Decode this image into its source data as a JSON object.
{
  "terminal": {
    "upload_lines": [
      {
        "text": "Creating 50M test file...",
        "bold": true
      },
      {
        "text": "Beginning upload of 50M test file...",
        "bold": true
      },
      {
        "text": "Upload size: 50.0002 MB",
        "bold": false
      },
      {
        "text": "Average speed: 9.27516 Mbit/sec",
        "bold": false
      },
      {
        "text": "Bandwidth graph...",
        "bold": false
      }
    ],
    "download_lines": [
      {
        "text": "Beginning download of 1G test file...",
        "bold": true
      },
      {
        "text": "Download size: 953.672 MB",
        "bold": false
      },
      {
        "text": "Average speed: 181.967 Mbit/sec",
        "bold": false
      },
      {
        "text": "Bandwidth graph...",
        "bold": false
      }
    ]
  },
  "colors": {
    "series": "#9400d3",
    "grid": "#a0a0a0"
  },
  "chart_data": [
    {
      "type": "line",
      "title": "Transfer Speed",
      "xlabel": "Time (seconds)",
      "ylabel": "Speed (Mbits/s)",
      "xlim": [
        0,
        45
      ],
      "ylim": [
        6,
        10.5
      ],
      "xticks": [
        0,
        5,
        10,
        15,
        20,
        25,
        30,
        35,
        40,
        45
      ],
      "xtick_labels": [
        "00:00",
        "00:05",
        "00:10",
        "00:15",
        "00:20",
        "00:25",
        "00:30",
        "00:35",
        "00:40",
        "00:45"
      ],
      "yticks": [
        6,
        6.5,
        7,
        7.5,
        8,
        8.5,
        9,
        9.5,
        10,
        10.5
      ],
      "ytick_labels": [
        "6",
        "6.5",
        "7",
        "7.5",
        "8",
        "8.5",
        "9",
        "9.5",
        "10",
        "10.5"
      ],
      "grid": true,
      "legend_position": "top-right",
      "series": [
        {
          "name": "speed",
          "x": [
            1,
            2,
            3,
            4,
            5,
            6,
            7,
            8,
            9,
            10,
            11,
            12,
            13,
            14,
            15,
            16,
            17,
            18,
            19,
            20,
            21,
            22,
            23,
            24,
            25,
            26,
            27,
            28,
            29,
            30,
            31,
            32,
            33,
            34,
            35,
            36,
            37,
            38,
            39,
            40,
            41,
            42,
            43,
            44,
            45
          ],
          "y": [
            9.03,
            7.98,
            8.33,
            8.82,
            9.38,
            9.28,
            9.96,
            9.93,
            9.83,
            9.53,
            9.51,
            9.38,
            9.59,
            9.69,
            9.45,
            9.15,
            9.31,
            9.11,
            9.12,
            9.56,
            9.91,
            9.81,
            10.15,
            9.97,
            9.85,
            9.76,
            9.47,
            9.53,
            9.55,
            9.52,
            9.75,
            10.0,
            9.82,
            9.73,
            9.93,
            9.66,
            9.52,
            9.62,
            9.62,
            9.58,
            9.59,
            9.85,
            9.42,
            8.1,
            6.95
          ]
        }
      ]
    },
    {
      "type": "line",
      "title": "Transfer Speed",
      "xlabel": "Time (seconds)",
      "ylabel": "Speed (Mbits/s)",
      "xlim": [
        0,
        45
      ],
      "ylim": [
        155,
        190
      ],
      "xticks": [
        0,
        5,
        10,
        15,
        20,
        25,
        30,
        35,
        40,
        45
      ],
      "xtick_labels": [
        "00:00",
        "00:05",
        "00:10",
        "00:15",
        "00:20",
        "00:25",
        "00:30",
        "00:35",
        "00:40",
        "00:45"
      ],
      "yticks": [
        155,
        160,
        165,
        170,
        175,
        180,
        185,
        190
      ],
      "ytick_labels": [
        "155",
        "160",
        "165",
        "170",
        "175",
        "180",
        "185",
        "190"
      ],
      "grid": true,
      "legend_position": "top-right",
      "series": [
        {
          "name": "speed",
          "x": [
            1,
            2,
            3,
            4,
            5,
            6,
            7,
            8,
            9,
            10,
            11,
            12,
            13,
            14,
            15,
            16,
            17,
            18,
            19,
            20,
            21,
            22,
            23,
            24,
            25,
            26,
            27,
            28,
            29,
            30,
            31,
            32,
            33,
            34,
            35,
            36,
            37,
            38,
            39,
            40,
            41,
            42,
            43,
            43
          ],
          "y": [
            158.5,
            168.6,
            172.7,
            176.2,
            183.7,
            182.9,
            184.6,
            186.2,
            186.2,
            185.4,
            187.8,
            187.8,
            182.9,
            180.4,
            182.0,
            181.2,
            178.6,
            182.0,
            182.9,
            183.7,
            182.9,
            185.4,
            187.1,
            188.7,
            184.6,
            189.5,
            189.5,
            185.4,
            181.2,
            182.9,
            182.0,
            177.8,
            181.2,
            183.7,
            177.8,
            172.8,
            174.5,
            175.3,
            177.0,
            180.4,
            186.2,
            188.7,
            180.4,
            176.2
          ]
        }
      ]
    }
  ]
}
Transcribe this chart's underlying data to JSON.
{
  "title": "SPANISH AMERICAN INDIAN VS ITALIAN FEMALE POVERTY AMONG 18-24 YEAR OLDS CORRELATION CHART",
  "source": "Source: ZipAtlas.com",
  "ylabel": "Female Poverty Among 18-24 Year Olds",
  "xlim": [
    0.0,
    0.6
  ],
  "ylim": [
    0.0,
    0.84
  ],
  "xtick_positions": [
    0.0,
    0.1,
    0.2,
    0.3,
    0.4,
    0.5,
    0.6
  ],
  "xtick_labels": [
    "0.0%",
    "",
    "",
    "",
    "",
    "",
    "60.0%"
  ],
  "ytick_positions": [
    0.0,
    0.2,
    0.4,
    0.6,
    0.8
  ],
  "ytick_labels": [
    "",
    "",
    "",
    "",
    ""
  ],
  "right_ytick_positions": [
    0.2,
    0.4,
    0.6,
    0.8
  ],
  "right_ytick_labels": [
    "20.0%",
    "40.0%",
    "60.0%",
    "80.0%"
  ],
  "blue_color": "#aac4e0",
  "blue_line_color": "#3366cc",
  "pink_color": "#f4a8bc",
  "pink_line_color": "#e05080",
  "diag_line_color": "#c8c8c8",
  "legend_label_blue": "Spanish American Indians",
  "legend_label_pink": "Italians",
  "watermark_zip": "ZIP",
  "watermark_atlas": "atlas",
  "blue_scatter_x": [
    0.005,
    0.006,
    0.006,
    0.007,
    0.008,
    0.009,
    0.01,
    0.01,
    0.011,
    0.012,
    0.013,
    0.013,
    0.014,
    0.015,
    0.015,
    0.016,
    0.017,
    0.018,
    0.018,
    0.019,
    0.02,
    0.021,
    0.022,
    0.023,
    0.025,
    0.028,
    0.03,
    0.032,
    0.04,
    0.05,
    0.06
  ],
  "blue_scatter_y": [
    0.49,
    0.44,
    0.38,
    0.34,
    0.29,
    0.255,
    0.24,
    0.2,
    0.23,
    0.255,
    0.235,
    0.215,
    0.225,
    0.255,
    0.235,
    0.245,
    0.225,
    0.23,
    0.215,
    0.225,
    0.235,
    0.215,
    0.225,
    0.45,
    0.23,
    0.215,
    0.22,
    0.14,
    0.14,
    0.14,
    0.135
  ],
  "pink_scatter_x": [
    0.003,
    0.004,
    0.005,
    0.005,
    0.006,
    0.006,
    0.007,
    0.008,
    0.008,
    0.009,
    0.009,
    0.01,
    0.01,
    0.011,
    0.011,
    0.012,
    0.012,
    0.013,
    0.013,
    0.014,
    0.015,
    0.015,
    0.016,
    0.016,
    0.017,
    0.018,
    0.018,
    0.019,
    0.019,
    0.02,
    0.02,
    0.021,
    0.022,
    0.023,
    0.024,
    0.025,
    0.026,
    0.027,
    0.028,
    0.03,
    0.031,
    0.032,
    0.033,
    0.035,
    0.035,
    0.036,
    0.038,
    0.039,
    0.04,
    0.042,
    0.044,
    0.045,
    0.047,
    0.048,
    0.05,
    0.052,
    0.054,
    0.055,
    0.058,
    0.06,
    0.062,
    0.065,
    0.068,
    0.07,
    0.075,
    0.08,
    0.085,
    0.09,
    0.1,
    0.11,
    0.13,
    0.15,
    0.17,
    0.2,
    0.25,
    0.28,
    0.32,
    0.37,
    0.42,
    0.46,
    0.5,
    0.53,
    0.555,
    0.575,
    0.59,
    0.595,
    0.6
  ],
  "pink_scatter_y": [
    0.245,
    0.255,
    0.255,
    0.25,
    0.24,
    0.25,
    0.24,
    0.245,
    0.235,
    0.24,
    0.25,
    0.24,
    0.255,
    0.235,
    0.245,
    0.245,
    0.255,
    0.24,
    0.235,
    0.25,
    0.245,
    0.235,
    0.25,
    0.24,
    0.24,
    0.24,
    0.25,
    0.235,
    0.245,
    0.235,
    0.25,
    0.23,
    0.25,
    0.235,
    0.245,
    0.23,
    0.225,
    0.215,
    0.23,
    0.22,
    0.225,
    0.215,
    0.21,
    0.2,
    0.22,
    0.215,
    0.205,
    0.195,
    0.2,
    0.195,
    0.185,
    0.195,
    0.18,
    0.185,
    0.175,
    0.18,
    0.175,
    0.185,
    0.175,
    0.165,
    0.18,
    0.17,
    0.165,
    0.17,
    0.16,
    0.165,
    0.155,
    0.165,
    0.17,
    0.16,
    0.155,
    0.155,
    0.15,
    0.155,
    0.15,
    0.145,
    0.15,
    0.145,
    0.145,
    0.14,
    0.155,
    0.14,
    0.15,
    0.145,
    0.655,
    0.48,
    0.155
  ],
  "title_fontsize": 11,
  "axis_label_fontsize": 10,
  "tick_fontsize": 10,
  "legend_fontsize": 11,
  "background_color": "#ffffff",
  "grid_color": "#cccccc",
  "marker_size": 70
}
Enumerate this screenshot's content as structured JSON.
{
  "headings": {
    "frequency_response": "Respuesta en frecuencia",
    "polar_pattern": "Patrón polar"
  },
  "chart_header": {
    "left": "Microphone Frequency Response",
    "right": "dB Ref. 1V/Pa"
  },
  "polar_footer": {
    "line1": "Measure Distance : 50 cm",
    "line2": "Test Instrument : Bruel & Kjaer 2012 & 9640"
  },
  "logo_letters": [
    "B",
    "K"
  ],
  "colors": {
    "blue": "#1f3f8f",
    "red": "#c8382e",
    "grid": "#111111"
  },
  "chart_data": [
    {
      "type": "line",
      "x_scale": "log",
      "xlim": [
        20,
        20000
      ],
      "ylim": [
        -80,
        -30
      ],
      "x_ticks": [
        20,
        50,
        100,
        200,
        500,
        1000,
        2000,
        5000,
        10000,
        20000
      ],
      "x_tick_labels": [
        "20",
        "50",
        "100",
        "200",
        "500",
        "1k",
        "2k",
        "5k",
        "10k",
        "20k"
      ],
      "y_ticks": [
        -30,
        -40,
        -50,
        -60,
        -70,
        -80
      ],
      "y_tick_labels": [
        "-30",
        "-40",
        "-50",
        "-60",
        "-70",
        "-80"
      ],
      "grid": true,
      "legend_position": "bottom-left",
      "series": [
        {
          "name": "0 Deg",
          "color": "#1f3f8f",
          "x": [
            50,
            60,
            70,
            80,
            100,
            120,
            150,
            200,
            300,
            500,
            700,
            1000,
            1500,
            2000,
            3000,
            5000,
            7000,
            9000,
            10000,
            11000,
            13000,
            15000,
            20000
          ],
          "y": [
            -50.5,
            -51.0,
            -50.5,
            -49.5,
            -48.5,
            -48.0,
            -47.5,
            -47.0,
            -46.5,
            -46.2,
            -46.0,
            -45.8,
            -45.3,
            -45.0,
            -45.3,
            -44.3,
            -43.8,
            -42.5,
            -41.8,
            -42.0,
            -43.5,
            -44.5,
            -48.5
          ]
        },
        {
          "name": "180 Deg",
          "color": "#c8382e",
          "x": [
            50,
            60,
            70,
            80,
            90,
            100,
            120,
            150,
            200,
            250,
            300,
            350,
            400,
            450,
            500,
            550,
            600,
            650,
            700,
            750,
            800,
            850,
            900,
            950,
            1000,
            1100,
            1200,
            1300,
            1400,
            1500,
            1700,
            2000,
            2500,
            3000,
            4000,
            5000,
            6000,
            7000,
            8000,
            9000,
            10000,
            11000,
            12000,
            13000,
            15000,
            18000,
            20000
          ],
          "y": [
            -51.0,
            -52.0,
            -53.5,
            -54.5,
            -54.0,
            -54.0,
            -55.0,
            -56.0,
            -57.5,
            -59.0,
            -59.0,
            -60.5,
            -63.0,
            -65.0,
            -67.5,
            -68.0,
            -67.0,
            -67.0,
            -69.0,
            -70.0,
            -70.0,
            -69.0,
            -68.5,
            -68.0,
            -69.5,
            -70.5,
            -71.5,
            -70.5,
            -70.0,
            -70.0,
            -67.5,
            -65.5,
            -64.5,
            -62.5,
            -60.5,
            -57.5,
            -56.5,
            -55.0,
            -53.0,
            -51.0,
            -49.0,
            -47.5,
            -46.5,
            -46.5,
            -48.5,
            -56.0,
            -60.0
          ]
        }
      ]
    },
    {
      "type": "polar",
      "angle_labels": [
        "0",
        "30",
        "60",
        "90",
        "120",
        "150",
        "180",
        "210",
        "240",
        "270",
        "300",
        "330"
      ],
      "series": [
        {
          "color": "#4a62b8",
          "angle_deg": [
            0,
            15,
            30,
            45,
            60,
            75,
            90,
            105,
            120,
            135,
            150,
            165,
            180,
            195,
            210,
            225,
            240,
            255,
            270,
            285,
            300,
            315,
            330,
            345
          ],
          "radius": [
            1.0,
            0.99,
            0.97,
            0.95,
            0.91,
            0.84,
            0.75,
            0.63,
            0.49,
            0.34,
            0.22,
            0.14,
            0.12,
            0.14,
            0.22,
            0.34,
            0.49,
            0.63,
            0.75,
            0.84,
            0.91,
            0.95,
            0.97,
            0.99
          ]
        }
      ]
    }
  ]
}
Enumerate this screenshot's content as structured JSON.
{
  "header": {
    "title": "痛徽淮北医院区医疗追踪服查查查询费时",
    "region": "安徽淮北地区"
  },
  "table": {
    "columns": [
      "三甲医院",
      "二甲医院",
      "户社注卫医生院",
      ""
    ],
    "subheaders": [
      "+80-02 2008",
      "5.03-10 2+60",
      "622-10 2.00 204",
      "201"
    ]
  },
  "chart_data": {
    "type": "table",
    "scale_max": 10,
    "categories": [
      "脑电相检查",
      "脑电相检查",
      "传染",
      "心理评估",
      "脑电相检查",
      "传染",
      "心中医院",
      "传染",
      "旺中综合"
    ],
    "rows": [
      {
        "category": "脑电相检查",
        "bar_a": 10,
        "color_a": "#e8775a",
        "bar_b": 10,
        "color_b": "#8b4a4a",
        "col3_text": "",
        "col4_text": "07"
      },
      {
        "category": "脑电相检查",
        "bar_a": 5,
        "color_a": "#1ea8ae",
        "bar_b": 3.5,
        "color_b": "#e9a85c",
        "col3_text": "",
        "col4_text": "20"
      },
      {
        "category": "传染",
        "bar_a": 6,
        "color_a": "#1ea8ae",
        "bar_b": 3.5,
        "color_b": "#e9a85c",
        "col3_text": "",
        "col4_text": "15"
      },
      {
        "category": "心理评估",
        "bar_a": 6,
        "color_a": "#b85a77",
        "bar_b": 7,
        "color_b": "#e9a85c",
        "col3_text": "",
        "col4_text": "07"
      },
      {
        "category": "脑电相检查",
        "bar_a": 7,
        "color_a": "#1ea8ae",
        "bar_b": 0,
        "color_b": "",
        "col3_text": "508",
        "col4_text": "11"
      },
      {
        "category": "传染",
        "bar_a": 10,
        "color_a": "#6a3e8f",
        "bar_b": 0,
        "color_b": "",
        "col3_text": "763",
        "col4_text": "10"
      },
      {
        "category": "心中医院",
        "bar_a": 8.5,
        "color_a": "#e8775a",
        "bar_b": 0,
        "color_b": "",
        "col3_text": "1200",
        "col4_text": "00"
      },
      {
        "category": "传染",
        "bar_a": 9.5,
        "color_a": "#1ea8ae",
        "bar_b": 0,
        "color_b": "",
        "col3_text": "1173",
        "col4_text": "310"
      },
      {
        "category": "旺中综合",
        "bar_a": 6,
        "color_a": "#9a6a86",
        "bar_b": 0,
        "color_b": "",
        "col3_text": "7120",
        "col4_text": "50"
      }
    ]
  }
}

Directions for this task: Show all lines in the entries above where the string "file" appears.

Written response:
        "text": "Creating 50M test file...",
        "text": "Beginning upload of 50M test file...",
        "text": "Beginning download of 1G test file...",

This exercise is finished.